- **Directions for this task**
Give every line from the entries that contains "content".

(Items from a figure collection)
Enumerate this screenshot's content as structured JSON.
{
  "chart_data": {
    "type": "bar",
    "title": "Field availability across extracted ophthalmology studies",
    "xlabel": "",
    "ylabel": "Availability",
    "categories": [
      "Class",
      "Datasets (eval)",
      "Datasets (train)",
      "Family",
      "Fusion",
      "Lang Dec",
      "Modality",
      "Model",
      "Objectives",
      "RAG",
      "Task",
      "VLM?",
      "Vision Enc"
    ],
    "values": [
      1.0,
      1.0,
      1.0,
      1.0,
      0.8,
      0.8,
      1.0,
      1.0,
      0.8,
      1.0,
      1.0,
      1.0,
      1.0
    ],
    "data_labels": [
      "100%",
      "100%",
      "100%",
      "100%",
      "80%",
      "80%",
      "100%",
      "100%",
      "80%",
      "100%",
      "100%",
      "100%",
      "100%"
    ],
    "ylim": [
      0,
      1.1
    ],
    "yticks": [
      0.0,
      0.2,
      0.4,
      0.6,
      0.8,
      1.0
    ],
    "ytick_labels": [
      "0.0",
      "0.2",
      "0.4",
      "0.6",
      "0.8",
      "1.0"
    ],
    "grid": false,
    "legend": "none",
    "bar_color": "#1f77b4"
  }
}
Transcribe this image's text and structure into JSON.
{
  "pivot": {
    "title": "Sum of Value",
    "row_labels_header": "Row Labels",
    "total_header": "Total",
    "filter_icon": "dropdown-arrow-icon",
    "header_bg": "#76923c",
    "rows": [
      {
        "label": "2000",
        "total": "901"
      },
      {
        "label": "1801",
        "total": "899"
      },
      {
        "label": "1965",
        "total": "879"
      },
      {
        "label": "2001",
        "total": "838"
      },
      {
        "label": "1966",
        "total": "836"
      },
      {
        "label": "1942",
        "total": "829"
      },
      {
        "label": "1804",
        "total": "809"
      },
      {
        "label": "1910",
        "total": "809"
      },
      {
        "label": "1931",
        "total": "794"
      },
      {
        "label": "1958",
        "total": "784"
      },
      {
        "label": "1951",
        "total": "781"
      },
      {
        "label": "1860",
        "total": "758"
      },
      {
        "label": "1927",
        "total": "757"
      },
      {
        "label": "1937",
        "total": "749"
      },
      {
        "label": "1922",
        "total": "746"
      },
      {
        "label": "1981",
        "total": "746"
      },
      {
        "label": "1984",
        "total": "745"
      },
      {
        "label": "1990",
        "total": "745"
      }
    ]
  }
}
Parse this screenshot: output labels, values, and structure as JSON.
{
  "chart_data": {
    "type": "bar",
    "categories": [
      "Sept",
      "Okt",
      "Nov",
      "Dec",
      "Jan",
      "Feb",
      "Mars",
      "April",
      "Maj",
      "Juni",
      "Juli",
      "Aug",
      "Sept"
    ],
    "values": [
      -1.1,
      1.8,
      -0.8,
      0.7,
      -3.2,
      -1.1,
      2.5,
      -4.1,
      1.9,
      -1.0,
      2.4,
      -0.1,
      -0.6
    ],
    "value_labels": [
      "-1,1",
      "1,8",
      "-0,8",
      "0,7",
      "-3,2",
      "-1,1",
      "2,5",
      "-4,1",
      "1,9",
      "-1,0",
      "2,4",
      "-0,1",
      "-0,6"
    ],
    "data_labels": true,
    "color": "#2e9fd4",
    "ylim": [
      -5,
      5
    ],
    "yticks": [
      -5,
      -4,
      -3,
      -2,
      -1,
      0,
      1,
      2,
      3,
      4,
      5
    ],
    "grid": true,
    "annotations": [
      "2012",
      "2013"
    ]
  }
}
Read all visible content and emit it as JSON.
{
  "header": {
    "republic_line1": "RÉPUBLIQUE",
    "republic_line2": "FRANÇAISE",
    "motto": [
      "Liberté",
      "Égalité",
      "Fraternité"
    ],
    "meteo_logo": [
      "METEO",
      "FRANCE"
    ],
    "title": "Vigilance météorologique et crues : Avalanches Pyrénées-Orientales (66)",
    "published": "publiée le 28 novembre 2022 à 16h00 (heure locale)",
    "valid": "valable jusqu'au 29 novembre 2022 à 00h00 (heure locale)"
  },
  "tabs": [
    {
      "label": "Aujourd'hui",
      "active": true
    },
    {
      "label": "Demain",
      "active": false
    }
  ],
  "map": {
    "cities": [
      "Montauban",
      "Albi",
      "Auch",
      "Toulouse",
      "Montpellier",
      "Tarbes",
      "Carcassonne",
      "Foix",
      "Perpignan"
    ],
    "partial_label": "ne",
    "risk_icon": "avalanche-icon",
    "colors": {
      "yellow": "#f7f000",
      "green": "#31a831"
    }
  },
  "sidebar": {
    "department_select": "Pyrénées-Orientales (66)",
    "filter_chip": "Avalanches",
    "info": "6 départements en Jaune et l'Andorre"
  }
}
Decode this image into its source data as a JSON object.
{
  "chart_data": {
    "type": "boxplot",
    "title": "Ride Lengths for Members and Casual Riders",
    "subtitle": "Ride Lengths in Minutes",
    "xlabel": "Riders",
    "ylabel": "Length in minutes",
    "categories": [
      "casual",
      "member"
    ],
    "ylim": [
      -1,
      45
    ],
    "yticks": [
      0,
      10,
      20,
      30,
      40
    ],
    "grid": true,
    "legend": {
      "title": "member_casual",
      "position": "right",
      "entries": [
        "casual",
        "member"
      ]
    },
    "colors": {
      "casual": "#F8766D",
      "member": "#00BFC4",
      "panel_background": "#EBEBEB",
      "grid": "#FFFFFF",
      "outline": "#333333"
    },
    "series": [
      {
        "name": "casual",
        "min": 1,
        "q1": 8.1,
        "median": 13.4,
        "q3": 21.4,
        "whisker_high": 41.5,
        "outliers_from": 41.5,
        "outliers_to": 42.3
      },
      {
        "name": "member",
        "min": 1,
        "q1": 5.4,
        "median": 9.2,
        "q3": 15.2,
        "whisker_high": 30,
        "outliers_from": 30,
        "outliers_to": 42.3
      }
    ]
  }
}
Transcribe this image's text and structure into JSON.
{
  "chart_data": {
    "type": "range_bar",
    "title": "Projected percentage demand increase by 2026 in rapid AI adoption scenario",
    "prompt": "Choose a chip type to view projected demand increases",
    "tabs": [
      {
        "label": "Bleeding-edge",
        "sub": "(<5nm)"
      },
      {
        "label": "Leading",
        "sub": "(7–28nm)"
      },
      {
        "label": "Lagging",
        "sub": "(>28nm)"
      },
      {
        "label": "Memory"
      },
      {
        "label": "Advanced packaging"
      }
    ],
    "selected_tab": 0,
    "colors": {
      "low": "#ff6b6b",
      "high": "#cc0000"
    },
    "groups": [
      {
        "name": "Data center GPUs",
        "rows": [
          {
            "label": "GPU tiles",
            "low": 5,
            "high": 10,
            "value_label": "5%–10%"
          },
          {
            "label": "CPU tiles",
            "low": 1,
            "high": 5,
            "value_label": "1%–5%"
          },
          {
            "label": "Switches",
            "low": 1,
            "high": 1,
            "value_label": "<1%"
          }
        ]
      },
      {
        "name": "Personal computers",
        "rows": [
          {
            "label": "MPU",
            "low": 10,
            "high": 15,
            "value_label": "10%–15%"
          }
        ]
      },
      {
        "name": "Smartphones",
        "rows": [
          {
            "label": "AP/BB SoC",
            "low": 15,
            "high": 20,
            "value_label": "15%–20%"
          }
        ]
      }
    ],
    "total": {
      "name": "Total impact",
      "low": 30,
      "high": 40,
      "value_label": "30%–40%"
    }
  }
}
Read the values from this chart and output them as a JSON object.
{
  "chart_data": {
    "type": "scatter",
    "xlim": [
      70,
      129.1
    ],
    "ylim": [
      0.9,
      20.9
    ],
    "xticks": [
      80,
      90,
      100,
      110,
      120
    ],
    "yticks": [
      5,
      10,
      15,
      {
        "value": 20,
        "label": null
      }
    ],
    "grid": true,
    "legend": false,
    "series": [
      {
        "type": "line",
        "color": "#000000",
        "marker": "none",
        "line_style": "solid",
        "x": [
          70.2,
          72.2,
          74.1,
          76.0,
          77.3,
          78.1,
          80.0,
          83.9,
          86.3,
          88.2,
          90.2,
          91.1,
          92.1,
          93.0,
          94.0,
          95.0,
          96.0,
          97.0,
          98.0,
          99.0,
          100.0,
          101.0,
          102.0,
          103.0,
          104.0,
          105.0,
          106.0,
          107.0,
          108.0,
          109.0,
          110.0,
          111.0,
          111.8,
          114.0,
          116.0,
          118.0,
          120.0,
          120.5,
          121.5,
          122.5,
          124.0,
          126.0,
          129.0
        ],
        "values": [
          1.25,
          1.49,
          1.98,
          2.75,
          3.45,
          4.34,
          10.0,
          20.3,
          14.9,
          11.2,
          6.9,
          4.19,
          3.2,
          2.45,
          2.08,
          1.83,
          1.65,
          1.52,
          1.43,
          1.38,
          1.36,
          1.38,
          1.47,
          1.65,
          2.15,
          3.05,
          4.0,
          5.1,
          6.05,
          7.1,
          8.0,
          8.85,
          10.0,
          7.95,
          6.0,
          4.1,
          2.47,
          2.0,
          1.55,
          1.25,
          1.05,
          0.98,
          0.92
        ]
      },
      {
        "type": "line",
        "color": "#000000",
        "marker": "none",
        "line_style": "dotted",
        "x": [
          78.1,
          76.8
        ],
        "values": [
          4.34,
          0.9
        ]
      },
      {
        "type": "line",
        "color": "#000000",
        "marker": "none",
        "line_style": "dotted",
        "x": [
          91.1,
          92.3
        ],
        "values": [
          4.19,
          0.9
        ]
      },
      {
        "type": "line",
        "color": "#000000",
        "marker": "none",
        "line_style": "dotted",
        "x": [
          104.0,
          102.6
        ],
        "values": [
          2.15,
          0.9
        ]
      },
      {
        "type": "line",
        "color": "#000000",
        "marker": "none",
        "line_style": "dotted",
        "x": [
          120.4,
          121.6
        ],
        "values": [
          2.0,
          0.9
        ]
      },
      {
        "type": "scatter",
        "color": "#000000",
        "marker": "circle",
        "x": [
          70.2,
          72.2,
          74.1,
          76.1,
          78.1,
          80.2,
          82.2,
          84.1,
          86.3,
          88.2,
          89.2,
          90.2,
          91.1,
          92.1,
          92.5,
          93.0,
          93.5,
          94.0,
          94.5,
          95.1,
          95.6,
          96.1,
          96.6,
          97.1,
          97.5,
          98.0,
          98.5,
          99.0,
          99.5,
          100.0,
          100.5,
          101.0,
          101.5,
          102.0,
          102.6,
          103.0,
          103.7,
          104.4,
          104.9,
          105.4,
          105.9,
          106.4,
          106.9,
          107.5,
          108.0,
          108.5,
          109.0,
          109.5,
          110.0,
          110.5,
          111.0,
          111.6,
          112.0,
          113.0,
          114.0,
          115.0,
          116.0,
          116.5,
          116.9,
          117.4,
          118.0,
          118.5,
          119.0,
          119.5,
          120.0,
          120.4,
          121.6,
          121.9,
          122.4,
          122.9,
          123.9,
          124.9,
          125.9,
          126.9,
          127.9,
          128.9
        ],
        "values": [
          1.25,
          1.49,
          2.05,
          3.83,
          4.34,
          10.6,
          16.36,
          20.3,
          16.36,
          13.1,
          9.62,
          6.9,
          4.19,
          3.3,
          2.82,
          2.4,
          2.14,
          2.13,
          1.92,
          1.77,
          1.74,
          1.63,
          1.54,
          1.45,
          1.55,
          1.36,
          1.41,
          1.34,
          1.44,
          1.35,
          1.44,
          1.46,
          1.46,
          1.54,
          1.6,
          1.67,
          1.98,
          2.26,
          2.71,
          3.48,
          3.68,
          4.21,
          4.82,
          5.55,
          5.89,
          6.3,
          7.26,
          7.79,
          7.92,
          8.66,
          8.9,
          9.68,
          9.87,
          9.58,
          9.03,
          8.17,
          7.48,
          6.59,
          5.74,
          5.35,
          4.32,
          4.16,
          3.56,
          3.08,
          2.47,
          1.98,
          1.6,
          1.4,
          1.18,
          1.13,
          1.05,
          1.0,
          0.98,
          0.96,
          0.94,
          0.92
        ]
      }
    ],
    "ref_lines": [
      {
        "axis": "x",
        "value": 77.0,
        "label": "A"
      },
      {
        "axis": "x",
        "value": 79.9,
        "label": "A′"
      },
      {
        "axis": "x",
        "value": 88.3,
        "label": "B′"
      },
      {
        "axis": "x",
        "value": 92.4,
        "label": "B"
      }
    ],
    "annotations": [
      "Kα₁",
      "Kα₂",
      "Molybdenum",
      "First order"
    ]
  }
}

- **Result of this task**
Enumerate this screenshot's content as structured JSON.
Read all visible content and emit it as JSON.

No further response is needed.